Saved entries
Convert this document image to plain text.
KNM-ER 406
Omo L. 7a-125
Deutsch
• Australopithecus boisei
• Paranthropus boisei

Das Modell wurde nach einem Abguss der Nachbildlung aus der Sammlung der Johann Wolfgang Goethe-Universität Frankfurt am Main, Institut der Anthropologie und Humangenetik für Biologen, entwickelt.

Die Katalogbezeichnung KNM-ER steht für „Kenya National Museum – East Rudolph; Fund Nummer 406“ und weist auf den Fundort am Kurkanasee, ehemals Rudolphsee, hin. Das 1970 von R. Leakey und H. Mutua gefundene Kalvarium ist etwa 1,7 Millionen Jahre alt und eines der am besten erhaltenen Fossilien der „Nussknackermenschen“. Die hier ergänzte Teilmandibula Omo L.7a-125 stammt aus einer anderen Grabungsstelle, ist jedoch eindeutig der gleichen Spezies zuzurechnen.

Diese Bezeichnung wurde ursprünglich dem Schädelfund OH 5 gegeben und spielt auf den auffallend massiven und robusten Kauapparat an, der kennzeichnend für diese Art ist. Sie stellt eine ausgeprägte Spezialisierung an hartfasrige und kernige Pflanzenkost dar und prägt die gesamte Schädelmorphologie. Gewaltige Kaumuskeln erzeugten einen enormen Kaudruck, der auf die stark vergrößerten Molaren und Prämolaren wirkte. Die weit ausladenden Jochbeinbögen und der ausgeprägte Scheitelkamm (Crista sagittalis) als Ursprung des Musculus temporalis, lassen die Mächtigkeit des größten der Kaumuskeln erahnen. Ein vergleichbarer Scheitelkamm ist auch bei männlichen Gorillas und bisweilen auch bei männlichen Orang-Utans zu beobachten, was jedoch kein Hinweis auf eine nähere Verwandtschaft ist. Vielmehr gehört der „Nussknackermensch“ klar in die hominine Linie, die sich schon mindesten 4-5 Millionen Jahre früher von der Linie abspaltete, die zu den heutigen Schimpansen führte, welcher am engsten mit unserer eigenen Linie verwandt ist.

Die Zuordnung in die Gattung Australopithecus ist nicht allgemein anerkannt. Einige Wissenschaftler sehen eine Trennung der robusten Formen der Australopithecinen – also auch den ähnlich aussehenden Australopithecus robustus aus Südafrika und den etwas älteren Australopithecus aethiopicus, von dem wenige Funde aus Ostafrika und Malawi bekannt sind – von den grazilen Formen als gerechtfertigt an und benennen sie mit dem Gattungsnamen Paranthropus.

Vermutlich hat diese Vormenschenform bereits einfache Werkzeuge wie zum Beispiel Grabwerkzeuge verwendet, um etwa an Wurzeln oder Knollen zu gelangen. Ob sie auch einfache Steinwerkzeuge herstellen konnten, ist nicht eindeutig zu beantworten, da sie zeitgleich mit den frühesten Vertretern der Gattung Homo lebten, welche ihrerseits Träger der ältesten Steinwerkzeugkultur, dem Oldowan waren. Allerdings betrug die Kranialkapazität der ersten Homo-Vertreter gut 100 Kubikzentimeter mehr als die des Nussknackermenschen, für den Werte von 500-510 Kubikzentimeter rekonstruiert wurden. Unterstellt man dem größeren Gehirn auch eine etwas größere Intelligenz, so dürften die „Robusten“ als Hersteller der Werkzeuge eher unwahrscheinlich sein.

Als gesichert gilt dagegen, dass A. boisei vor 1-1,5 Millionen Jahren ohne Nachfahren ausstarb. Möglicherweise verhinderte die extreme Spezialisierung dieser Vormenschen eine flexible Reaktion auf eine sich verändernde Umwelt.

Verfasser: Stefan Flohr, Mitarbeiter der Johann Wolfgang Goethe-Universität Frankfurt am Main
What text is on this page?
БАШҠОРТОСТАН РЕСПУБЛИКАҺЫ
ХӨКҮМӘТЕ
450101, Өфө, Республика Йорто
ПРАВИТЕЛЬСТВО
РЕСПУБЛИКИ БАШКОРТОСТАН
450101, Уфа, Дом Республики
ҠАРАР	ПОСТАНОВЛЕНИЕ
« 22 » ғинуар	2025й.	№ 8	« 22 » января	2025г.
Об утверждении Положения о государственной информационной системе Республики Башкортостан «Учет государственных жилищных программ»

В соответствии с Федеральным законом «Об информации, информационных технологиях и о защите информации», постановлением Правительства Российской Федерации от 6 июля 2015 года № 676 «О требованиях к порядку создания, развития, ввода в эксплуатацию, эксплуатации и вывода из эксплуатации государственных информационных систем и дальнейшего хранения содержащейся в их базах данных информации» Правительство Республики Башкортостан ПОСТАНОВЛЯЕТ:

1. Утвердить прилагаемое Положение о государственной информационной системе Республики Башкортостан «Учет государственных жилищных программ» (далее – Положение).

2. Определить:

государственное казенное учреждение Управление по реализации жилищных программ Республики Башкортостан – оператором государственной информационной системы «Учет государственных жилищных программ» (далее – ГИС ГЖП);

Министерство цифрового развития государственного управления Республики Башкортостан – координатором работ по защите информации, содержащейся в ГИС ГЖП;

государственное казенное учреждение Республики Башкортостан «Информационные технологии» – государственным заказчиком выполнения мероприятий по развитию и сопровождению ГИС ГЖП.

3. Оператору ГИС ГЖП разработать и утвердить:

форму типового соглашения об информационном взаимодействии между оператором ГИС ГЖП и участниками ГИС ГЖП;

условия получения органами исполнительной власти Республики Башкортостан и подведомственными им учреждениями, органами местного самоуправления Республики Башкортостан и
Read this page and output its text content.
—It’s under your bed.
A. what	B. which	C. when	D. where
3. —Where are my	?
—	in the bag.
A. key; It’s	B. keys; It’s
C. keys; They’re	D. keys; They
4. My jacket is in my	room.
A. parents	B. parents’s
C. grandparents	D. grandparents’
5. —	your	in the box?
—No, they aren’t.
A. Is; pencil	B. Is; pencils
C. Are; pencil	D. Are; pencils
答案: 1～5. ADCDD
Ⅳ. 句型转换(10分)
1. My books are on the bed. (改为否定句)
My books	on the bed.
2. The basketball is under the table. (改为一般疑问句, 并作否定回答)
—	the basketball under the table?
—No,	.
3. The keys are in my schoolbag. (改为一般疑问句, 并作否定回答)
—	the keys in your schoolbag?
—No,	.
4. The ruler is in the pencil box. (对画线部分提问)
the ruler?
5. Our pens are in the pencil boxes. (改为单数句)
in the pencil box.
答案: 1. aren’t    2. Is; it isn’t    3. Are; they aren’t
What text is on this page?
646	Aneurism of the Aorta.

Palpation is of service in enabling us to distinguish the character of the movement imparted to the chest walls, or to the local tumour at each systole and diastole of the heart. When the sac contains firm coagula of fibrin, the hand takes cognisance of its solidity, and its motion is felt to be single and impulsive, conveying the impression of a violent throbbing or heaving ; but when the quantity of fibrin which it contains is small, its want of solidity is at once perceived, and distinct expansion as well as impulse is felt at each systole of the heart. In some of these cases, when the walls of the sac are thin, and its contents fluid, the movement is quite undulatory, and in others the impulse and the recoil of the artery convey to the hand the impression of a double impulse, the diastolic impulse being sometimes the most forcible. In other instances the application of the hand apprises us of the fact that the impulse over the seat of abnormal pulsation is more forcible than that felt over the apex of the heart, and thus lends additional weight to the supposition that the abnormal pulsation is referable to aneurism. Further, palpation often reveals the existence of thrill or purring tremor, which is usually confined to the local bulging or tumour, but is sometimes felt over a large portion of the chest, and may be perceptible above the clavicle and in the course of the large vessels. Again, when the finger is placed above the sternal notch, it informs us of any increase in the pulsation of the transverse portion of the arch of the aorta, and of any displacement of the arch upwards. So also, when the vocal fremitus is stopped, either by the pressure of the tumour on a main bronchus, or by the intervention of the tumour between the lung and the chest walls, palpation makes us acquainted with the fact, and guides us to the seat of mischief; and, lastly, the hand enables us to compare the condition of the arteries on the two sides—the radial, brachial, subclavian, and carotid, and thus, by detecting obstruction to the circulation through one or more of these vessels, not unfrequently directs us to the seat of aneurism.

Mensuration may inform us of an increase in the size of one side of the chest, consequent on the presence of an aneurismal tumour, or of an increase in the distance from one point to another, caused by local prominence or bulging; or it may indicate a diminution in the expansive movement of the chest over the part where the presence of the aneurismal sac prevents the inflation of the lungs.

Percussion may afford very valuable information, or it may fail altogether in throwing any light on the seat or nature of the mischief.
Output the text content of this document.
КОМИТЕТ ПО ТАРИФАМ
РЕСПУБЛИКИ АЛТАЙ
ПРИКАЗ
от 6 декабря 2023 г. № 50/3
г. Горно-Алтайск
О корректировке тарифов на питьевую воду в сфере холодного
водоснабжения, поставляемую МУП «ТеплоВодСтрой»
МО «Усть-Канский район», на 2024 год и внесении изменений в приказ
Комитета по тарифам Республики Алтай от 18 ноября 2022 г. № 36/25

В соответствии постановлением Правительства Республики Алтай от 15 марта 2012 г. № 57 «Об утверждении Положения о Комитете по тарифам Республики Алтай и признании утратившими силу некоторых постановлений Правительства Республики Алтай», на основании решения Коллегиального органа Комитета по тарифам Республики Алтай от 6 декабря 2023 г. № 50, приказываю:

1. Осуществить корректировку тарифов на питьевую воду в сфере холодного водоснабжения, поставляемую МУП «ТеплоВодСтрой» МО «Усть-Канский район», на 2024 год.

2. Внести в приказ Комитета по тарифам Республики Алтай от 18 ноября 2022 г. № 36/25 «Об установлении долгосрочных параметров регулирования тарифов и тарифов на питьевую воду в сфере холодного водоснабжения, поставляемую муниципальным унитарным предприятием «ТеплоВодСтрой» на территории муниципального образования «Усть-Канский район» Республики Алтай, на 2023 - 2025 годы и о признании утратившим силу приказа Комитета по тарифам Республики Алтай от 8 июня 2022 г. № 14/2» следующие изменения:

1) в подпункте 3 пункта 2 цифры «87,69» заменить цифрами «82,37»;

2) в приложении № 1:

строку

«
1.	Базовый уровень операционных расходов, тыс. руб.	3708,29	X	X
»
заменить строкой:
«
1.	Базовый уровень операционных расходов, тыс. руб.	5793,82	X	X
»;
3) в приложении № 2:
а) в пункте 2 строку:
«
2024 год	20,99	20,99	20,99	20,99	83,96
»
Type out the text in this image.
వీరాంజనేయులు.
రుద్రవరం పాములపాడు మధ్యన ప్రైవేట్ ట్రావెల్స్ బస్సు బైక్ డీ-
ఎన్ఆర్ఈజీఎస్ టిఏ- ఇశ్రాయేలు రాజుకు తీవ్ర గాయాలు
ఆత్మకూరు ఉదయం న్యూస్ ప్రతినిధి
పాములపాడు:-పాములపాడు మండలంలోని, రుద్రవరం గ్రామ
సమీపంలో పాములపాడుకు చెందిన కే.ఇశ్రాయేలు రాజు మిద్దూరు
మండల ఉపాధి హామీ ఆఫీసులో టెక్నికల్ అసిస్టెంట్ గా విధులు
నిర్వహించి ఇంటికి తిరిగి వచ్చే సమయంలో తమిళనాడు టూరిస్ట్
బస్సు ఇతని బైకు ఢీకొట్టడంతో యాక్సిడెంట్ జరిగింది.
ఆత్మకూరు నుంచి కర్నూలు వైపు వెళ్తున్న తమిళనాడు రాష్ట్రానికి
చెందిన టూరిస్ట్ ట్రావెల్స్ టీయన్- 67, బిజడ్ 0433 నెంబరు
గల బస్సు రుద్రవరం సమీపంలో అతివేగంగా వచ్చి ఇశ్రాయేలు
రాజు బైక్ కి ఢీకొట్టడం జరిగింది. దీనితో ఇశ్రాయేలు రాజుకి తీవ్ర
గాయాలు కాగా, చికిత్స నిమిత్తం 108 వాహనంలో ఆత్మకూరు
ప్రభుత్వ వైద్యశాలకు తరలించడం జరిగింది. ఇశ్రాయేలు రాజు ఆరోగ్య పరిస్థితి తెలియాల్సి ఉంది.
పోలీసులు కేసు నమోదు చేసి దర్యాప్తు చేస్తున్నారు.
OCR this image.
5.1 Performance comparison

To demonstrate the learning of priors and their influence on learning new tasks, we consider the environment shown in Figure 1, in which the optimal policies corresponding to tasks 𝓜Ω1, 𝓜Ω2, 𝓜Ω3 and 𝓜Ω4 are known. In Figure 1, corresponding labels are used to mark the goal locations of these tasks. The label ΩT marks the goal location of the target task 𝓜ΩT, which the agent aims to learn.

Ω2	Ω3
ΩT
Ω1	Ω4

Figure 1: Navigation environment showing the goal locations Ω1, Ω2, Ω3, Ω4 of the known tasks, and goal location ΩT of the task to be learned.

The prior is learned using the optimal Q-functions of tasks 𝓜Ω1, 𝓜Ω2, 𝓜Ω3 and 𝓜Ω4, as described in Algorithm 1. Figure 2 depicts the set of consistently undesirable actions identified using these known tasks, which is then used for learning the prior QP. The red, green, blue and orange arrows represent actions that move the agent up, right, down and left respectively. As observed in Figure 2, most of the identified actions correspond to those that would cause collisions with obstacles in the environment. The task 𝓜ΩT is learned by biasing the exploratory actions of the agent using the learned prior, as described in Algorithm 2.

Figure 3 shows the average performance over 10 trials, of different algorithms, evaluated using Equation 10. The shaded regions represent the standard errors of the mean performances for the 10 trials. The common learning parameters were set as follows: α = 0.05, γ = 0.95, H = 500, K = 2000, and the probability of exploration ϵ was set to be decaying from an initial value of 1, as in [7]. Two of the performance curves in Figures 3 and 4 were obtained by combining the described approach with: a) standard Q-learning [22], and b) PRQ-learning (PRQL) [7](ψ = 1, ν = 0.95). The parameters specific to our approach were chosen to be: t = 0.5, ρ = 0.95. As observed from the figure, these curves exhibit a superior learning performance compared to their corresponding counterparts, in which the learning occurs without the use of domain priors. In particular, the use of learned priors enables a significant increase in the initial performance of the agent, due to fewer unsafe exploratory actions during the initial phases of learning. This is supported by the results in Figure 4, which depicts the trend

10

● Problem details
Look through the material above. Copy each line where the word "воду" appears.

● Task response
О корректировке тарифов на питьевую воду в сфере холодного
1. Осуществить корректировку тарифов на питьевую воду в сфере холодного водоснабжения, поставляемую МУП «ТеплоВодСтрой» МО «Усть-Канский район», на 2024 год.
2. Внести в приказ Комитета по тарифам Республики Алтай от 18 ноября 2022 г. № 36/25 «Об установлении долгосрочных параметров регулирования тарифов и тарифов на питьевую воду в сфере холодного водоснабжения, поставляемую муниципальным унитарным предприятием «ТеплоВодСтрой» на территории муниципального образования «Усть-Канский район» Республики Алтай, на 2023 - 2025 годы и о признании утратившим силу приказа Комитета по тарифам Республики Алтай от 8 июня 2022 г. № 14/2» следующие изменения:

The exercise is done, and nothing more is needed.